Dantrell Savage

No. 29
- Position:: Running back

Personal information
- Born:: February 15, 1985 (age 40) Columbus, Georgia, U.S.
- Height:: 5 ft 8 in (1.73 m)
- Weight:: 187 lb (85 kg)

Career information
- High school:: Jordan Vocational (Columbus)
- College:: Oklahoma State
- Undrafted:: 2008

Career history
- Kansas City Chiefs (2008–2009); Carolina Panthers (2010)*;
- * Offseason and/or practice squad member only

Career highlights and awards
- First-team All-Big 12 (2007); Independence Bowl Offensive MVP (2006);

Career NFL statistics
- Rushing yards:: 98
- Rushing average:: 3.9
- Rushing touchdowns:: 0
- Stats at Pro Football Reference

= Dantrell Savage =

American football player (born 1985)

###

> _GOALS_:
#1 From the Dantrell Savage profile, please return the passage from "Career highlights and" to "player (born 1985)", copied word for word.
#2 In the Dantrell Savage profile, why does the Carolina Panthers (2010) entry in the career history carry an asterisk?

###

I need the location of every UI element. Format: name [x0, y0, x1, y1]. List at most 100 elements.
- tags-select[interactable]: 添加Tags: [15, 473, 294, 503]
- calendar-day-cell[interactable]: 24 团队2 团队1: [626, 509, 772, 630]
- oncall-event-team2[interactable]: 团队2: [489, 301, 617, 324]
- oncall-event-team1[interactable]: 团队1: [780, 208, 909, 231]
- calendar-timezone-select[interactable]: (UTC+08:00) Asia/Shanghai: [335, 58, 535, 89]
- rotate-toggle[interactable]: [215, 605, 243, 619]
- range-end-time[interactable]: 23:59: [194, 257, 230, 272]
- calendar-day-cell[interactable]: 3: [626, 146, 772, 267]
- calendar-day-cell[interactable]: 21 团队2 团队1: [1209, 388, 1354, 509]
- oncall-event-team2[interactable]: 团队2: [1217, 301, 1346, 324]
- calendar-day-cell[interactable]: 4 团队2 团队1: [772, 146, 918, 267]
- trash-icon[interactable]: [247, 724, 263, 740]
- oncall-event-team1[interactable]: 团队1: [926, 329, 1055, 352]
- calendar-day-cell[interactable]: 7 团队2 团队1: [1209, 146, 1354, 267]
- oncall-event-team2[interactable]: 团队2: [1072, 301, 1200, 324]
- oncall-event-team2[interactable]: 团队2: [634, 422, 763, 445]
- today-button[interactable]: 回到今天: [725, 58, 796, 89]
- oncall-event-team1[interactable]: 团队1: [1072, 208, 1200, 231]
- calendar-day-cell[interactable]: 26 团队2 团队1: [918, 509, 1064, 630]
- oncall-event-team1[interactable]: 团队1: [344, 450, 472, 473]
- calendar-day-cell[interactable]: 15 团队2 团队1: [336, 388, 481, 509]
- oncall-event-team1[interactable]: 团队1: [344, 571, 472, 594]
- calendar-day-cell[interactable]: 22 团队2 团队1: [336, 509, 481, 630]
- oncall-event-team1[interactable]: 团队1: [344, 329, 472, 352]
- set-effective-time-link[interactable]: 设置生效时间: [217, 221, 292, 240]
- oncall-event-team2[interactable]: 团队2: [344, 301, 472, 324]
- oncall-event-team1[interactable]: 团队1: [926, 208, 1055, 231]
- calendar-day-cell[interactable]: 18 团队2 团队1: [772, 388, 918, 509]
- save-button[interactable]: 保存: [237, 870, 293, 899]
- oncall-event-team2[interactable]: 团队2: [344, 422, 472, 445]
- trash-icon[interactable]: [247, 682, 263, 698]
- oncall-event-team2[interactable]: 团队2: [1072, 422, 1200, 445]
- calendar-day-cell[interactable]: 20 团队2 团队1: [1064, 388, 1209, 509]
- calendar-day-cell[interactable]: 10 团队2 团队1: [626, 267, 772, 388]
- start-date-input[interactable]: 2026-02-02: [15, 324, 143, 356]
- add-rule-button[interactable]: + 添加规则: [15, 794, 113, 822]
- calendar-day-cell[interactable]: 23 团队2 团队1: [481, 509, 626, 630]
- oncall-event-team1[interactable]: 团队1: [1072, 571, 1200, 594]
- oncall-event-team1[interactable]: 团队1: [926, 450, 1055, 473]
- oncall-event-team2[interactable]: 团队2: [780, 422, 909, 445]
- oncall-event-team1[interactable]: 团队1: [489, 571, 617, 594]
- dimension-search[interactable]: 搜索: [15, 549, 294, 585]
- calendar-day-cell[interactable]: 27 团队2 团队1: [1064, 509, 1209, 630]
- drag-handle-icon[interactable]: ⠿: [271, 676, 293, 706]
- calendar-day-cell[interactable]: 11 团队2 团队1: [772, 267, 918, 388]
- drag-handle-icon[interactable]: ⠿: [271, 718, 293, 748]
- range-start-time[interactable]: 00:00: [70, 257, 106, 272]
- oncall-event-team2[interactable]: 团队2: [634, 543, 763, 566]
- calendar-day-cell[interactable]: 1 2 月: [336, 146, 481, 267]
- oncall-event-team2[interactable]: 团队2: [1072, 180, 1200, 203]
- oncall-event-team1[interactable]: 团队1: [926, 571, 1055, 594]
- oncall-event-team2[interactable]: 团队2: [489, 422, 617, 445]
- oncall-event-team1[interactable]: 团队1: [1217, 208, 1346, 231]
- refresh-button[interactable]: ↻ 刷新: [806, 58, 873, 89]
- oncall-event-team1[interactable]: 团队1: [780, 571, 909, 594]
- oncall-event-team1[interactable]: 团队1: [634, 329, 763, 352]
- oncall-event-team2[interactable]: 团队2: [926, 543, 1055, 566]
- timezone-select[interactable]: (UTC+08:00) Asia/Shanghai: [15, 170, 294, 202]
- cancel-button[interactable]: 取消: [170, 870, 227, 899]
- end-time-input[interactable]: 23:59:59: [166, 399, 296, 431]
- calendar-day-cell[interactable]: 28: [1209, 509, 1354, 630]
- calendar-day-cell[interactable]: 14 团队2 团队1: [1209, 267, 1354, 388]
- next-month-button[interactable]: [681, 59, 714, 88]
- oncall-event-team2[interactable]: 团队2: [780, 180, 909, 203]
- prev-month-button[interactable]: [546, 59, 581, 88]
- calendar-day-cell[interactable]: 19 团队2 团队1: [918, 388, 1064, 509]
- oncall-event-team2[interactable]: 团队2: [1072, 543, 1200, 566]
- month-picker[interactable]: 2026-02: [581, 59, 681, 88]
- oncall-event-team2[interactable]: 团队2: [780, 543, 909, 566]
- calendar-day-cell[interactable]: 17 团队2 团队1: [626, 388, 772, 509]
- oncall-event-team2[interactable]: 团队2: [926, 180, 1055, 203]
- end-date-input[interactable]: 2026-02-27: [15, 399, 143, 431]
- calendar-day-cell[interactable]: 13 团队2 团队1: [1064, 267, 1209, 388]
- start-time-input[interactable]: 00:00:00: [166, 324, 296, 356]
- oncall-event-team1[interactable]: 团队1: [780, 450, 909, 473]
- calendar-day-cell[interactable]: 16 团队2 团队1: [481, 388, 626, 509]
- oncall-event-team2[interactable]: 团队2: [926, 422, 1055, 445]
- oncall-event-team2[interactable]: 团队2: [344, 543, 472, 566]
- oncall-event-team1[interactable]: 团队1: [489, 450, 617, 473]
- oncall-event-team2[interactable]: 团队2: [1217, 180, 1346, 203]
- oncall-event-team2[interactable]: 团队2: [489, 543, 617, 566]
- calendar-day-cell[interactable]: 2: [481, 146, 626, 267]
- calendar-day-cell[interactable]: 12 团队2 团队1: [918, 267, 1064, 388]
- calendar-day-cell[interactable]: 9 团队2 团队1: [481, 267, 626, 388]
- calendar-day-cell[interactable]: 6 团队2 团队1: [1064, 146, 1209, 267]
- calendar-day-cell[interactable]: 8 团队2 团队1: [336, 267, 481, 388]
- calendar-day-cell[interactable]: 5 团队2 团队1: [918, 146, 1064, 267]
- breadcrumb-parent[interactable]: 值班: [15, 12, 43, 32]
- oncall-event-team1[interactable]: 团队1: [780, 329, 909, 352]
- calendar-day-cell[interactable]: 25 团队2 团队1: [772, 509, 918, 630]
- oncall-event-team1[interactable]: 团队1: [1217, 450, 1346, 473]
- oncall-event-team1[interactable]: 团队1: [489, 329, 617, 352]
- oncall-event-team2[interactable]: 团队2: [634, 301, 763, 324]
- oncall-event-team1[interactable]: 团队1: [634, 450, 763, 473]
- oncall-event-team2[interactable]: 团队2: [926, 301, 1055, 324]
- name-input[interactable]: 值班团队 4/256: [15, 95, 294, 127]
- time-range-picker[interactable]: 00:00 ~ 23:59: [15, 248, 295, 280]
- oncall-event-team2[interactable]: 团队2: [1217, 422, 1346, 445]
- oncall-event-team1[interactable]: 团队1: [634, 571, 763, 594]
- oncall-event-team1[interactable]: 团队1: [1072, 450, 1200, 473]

###

> _RESPONSES PER TASK_:
#1
Career highlights and awards
- First-team All-Big 12 (2007); Independence Bowl Offensive MVP (2006);

Career NFL statistics
- Rushing yards:: 98
- Rushing average:: 3.9
- Rushing touchdowns:: 0
- Stats at Pro Football Reference

= Dantrell Savage =

American football player (born 1985)

#2 The asterisk marks a team for which he was an offseason and/or practice squad member only. His 2010 stint with the Carolina Panthers was limited to that role.